§ Requirements: Say how many lines in the data below contain the word "порядка", and give no other text.

Data entries
——————

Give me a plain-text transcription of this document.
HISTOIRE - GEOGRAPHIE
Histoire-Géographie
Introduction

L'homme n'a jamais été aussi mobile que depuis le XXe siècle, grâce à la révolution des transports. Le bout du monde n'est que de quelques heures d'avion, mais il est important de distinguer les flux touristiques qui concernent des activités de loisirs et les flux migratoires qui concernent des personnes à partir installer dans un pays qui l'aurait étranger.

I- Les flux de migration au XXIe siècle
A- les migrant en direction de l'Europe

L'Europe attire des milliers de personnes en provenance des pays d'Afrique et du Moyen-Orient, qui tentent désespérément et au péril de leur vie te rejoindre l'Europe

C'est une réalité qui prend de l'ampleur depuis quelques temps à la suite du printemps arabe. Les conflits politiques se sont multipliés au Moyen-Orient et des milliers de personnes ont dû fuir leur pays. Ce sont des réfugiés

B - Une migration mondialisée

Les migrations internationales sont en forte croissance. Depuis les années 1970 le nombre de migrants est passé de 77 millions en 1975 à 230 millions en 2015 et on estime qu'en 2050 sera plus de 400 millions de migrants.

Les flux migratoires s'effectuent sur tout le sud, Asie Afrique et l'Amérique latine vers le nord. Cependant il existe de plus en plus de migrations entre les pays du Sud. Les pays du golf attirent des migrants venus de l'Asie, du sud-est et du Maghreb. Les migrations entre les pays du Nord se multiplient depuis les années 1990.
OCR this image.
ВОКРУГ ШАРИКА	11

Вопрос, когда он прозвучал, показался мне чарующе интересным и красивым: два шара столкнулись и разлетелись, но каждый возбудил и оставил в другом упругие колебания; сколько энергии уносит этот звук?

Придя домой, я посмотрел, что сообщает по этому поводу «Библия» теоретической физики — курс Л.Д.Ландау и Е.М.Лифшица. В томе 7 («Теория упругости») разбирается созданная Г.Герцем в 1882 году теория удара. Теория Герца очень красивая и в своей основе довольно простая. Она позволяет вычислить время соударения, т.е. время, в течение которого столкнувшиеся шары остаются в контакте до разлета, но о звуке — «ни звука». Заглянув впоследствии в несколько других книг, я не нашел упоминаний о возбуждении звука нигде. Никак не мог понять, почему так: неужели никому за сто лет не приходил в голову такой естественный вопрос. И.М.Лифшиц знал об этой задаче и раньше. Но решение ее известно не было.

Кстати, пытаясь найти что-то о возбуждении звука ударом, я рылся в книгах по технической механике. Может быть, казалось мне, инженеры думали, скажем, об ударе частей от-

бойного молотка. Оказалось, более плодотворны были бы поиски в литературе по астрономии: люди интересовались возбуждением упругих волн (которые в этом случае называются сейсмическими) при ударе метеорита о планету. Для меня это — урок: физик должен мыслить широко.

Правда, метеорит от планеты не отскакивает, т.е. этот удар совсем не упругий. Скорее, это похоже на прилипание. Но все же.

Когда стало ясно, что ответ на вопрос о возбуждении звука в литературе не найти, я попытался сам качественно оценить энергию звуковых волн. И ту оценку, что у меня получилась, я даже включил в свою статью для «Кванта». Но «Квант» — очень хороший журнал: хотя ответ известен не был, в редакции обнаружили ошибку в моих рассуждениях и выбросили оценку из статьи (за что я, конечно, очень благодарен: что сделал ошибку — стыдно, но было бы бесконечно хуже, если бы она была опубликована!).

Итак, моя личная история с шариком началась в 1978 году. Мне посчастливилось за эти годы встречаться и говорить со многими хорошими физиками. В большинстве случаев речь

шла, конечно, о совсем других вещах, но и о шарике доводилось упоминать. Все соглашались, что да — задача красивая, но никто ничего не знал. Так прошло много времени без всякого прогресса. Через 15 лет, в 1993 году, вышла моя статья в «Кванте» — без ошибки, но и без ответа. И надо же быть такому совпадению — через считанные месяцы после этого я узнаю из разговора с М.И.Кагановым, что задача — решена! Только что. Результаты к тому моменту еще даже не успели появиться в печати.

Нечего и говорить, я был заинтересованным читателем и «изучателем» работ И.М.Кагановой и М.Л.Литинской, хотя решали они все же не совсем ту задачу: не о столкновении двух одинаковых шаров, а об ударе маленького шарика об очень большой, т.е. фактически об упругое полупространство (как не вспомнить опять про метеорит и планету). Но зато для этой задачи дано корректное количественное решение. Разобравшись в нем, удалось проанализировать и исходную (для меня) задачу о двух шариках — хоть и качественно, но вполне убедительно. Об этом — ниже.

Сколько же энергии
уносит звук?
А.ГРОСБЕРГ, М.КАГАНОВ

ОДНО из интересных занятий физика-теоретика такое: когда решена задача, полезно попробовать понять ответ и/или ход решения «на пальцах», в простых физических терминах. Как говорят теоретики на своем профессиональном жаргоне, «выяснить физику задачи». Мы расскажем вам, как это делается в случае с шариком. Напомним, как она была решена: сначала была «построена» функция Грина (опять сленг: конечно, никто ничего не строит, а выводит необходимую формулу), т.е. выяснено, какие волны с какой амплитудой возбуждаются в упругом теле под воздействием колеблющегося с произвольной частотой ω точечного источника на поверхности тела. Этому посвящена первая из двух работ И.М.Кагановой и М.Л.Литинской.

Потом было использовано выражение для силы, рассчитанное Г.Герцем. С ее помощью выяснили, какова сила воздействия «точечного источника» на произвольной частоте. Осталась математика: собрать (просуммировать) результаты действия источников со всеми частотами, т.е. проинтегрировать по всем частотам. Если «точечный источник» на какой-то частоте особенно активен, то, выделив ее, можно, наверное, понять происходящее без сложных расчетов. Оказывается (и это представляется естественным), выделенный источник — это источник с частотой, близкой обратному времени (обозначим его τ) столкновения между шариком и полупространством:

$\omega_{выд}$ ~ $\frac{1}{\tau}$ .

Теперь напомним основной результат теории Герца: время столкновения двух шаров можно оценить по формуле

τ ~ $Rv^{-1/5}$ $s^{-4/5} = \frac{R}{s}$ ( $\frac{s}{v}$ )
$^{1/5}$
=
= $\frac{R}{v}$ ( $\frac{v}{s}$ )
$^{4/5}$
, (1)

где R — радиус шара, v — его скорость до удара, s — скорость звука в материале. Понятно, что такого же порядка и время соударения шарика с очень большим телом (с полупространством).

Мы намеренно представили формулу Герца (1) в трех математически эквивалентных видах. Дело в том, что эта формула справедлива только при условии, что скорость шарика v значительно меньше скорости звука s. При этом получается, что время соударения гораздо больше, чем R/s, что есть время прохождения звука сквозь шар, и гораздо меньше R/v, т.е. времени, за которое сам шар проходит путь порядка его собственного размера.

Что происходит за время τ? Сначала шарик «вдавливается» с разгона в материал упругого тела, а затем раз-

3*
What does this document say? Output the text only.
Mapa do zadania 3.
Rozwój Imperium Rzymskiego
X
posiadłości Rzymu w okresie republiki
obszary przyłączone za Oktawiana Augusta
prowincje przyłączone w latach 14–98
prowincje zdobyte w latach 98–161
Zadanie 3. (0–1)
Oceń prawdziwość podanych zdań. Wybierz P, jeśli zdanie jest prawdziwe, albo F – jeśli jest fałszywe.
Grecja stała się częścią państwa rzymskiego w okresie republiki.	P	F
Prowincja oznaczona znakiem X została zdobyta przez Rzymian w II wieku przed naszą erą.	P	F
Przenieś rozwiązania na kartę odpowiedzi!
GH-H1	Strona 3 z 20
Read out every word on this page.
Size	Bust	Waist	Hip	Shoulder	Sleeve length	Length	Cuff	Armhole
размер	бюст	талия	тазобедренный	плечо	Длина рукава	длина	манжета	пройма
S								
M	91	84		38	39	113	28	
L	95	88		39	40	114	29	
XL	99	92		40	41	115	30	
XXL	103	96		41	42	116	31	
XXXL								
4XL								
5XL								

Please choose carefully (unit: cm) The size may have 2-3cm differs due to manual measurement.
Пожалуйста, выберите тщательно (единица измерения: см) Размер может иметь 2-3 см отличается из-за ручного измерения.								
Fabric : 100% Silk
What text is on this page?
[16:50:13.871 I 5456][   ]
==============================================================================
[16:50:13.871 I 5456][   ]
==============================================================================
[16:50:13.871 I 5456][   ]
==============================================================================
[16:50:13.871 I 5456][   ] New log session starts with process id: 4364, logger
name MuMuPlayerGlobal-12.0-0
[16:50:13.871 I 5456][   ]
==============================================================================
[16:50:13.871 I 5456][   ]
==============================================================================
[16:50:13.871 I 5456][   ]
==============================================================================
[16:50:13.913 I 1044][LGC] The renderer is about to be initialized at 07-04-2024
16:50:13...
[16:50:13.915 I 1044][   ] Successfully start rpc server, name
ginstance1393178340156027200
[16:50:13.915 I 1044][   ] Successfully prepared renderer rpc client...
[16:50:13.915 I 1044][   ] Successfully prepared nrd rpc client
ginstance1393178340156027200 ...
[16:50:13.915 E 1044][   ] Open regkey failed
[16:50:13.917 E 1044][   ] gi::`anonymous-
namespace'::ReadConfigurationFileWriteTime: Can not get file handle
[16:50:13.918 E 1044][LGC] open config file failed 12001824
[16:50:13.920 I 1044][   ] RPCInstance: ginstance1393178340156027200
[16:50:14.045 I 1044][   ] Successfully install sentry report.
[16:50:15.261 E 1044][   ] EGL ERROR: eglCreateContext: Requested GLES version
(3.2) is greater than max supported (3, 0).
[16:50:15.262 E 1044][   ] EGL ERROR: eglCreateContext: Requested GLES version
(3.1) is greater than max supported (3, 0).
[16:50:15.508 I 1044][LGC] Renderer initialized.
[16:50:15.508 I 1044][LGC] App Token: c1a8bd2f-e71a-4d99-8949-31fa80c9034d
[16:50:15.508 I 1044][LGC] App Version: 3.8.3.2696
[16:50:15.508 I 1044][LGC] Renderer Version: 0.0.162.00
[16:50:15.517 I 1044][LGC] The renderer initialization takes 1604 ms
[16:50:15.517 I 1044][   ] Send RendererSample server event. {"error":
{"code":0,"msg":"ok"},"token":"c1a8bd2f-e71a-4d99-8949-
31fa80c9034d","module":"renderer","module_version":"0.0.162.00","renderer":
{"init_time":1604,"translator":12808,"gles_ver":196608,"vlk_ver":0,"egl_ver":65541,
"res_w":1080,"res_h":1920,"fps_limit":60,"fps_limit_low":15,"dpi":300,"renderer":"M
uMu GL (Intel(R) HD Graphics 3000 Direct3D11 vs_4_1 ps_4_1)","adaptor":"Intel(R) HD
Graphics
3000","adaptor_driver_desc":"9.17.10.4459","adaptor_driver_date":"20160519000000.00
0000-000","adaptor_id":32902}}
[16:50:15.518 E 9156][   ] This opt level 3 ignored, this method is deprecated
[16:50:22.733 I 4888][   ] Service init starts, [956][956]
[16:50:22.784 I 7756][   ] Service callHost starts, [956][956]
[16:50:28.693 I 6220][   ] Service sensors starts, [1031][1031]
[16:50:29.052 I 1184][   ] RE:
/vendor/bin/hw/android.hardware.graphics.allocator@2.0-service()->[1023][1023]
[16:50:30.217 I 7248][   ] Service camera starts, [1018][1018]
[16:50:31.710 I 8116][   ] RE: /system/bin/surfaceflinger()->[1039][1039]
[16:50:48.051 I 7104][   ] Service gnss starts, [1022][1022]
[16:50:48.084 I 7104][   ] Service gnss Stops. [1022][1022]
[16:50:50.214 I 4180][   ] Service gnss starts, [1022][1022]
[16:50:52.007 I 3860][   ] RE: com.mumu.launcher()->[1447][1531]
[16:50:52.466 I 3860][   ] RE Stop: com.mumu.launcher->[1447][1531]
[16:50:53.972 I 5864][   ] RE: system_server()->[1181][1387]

——————

§ Solved exercise: 2